Entries taken from a collection
....

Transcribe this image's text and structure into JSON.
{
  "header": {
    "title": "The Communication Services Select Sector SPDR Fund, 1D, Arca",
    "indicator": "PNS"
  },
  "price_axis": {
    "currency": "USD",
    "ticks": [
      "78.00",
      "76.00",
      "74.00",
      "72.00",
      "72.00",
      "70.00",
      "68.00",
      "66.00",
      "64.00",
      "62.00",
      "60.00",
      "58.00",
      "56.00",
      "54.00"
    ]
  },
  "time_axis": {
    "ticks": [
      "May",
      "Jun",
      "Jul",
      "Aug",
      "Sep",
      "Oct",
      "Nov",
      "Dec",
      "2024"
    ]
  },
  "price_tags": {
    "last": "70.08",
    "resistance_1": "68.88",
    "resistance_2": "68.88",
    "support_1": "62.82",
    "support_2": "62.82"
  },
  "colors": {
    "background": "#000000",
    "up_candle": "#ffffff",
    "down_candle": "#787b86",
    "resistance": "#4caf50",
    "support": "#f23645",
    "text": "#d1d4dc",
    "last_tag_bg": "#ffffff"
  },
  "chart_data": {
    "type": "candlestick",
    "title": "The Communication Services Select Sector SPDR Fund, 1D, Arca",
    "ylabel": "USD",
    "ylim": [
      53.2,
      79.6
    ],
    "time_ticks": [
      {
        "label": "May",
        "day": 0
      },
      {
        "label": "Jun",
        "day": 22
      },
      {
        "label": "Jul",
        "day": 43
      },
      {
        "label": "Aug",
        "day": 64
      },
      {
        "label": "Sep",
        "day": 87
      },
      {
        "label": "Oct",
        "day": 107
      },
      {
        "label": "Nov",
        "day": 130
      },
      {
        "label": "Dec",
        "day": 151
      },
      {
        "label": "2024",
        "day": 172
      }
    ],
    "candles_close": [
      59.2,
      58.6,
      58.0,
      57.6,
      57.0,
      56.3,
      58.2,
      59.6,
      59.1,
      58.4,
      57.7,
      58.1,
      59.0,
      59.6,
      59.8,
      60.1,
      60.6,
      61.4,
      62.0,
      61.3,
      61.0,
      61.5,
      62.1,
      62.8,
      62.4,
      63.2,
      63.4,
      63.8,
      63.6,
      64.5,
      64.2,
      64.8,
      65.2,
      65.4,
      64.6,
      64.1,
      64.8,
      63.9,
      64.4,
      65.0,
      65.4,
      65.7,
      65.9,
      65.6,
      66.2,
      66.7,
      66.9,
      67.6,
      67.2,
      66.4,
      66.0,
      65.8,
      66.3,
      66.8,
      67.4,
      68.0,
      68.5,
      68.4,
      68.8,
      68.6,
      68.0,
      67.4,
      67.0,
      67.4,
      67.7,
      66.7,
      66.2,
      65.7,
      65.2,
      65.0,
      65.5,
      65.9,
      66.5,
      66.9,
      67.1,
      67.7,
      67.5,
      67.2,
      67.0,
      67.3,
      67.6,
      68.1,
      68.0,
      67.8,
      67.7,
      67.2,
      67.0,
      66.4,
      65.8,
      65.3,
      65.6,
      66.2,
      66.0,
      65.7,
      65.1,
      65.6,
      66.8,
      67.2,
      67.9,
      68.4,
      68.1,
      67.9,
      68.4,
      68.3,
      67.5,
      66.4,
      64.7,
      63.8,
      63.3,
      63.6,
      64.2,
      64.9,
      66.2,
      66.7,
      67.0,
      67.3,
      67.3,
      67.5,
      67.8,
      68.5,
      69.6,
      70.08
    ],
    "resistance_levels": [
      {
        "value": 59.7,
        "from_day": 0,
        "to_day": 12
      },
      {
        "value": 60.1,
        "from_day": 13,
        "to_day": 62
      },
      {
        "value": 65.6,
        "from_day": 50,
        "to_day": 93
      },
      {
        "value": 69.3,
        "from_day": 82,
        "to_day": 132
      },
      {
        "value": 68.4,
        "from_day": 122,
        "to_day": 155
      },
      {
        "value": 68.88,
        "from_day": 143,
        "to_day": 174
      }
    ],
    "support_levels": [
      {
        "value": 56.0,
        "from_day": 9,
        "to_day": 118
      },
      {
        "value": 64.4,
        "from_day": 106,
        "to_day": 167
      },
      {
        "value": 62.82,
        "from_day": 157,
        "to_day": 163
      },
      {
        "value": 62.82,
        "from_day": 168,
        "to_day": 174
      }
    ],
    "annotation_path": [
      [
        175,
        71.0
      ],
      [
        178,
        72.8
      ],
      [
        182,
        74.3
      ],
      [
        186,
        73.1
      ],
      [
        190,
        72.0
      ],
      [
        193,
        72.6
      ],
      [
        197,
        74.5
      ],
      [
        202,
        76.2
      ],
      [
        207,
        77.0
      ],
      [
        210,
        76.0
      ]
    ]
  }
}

....

### Direction
Count the lines that include the word "value" and state the result as a bare number.

### Solution below
10